What is being asked —
Reproduce the stretch of the records from the line containing "panel-title: SPI <box>9 7 343 36</box>" through the line containing "mode-select[interactable]: ADC buffer", both included, and nothing else.

Data listing —
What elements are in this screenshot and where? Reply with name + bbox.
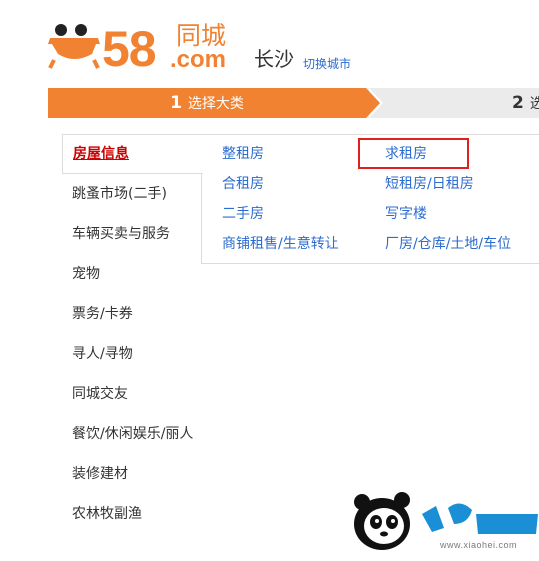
category-item-dating[interactable]: 同城交友	[62, 374, 202, 414]
category-item-agriculture[interactable]: 农林牧副渔	[62, 494, 202, 534]
logo-com: .com	[170, 46, 227, 73]
category-item-pets[interactable]: 宠物	[62, 254, 202, 294]
step-arrow	[366, 88, 380, 118]
subcategory-shared-rent[interactable]: 合租房	[222, 174, 264, 194]
subcategory-shops[interactable]: 商铺租售/生意转让	[222, 234, 339, 254]
switch-city-link[interactable]: 切换城市	[303, 57, 351, 71]
category-item-vehicles[interactable]: 车辆买卖与服务	[62, 214, 202, 254]
category-item-lost-found[interactable]: 寻人/寻物	[62, 334, 202, 374]
current-city: 长沙	[254, 47, 294, 71]
step-number: 2	[512, 93, 524, 113]
watermark-url: www.xiaohei.com	[440, 540, 518, 550]
step-progress-bar: 1 选择大类 2 选	[48, 88, 539, 118]
subcategory-factory-warehouse[interactable]: 厂房/仓库/土地/车位	[385, 234, 511, 254]
subcategory-short-rent[interactable]: 短租房/日租房	[385, 174, 474, 194]
category-item-building-materials[interactable]: 装修建材	[62, 454, 202, 494]
category-list: 房屋信息 跳蚤市场(二手) 车辆买卖与服务 宠物 票务/卡券 寻人/寻物 同城交…	[62, 134, 203, 534]
logo-number: 58	[102, 21, 157, 77]
step-1: 1 选择大类	[48, 88, 366, 118]
category-item-tickets[interactable]: 票务/卡券	[62, 294, 202, 334]
category-item-dining[interactable]: 餐饮/休闲娱乐/丽人	[62, 414, 202, 454]
category-item-flea-market[interactable]: 跳蚤市场(二手)	[62, 174, 202, 214]
category-item-housing[interactable]: 房屋信息	[62, 134, 203, 174]
step-label: 选择大类	[187, 96, 244, 112]
step-number: 1	[170, 93, 182, 113]
step-label: 选	[529, 96, 539, 112]
step-2: 2 选	[512, 88, 539, 118]
subcategory-whole-rent[interactable]: 整租房	[222, 144, 264, 164]
smiley-logo-icon[interactable]	[48, 20, 102, 70]
highlight-annotation-box	[358, 138, 469, 169]
subcategory-office[interactable]: 写字楼	[385, 204, 427, 224]
subcategory-second-hand-house[interactable]: 二手房	[222, 204, 264, 224]
site-header: 58 同城 .com 长沙 切换城市	[0, 0, 539, 88]
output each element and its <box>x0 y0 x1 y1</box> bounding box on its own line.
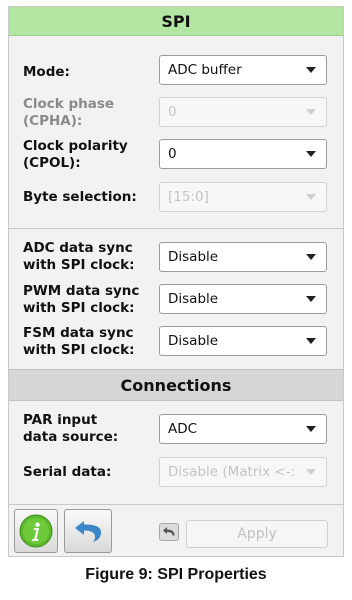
panel-title: SPI <box>9 7 343 36</box>
cpha-label-line1: Clock phase <box>23 96 115 112</box>
mode-value: ADC buffer <box>168 62 242 78</box>
fsm-sync-value: Disable <box>168 333 219 349</box>
small-undo-icon <box>163 527 175 536</box>
serial-data-value: Disable (Matrix <-: <box>168 464 296 480</box>
par-input-label: PAR input data source: <box>23 412 118 446</box>
adc-sync-select[interactable]: Disable <box>159 242 327 272</box>
dropdown-arrow-icon <box>306 338 316 344</box>
mode-select[interactable]: ADC buffer <box>159 55 327 85</box>
spi-properties-panel: SPI Mode: ADC buffer Clock phase (CPHA):… <box>8 6 344 557</box>
cpha-select[interactable]: 0 <box>159 97 327 127</box>
pwm-sync-label: PWM data sync with SPI clock: <box>23 283 139 317</box>
undo-button[interactable] <box>64 509 112 553</box>
panel-footer: Apply <box>9 504 343 556</box>
cpha-label-line2: (CPHA): <box>23 113 83 129</box>
byte-selection-value: [15:0] <box>168 189 209 205</box>
undo-icon <box>75 521 101 542</box>
info-icon <box>19 514 53 548</box>
cpol-label-line1: Clock polarity <box>23 138 128 154</box>
dropdown-arrow-icon <box>306 469 316 475</box>
cpol-label: Clock polarity (CPOL): <box>23 138 128 172</box>
figure-caption: Figure 9: SPI Properties <box>85 566 267 583</box>
dropdown-arrow-icon <box>306 254 316 260</box>
par-input-label-line1: PAR input <box>23 412 98 428</box>
connections-header: Connections <box>9 369 343 401</box>
dropdown-arrow-icon <box>306 151 316 157</box>
adc-sync-label: ADC data sync with SPI clock: <box>23 240 135 274</box>
pwm-sync-label-line2: with SPI clock: <box>23 300 135 316</box>
cpol-select[interactable]: 0 <box>159 139 327 169</box>
serial-data-select[interactable]: Disable (Matrix <-: <box>159 457 327 487</box>
dropdown-arrow-icon <box>306 296 316 302</box>
par-input-label-line2: data source: <box>23 429 119 445</box>
dropdown-arrow-icon <box>306 194 316 200</box>
cpol-label-line2: (CPOL): <box>23 155 81 171</box>
fsm-sync-label-line2: with SPI clock: <box>23 342 135 358</box>
mode-label: Mode: <box>23 64 70 80</box>
par-input-value: ADC <box>168 421 198 437</box>
pwm-sync-select[interactable]: Disable <box>159 284 327 314</box>
fsm-sync-select[interactable]: Disable <box>159 326 327 356</box>
pwm-sync-value: Disable <box>168 291 219 307</box>
pwm-sync-label-line1: PWM data sync <box>23 283 140 299</box>
adc-sync-value: Disable <box>168 249 219 265</box>
fsm-sync-label-line1: FSM data sync <box>23 325 134 341</box>
small-undo-button[interactable] <box>159 523 179 541</box>
cpha-label: Clock phase (CPHA): <box>23 96 114 130</box>
fsm-sync-label: FSM data sync with SPI clock: <box>23 325 135 359</box>
adc-sync-label-line2: with SPI clock: <box>23 257 135 273</box>
apply-button[interactable]: Apply <box>186 520 328 548</box>
info-button[interactable] <box>14 509 58 553</box>
dropdown-arrow-icon <box>306 67 316 73</box>
byte-selection-label: Byte selection: <box>23 189 137 205</box>
cpha-value: 0 <box>168 104 177 120</box>
dropdown-arrow-icon <box>306 109 316 115</box>
adc-sync-label-line1: ADC data sync <box>23 240 133 256</box>
par-input-select[interactable]: ADC <box>159 414 327 444</box>
serial-data-label: Serial data: <box>23 464 112 480</box>
section-divider <box>9 228 343 229</box>
dropdown-arrow-icon <box>306 426 316 432</box>
cpol-value: 0 <box>168 146 177 162</box>
byte-selection-select[interactable]: [15:0] <box>159 182 327 212</box>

Task output —
panel-title: SPI <box>9 7 343 36</box>
cpha-label-line1: Clock phase <box>23 96 115 112</box>
mode-value: ADC buffer <box>168 62 242 78</box>
fsm-sync-value: Disable <box>168 333 219 349</box>
small-undo-icon <box>163 527 175 536</box>
serial-data-value: Disable (Matrix <-: <box>168 464 296 480</box>
par-input-label: PAR input data source: <box>23 412 118 446</box>
adc-sync-select[interactable]: Disable <box>159 242 327 272</box>
dropdown-arrow-icon <box>306 338 316 344</box>
mode-select[interactable]: ADC buffer <box>159 55 327 85</box>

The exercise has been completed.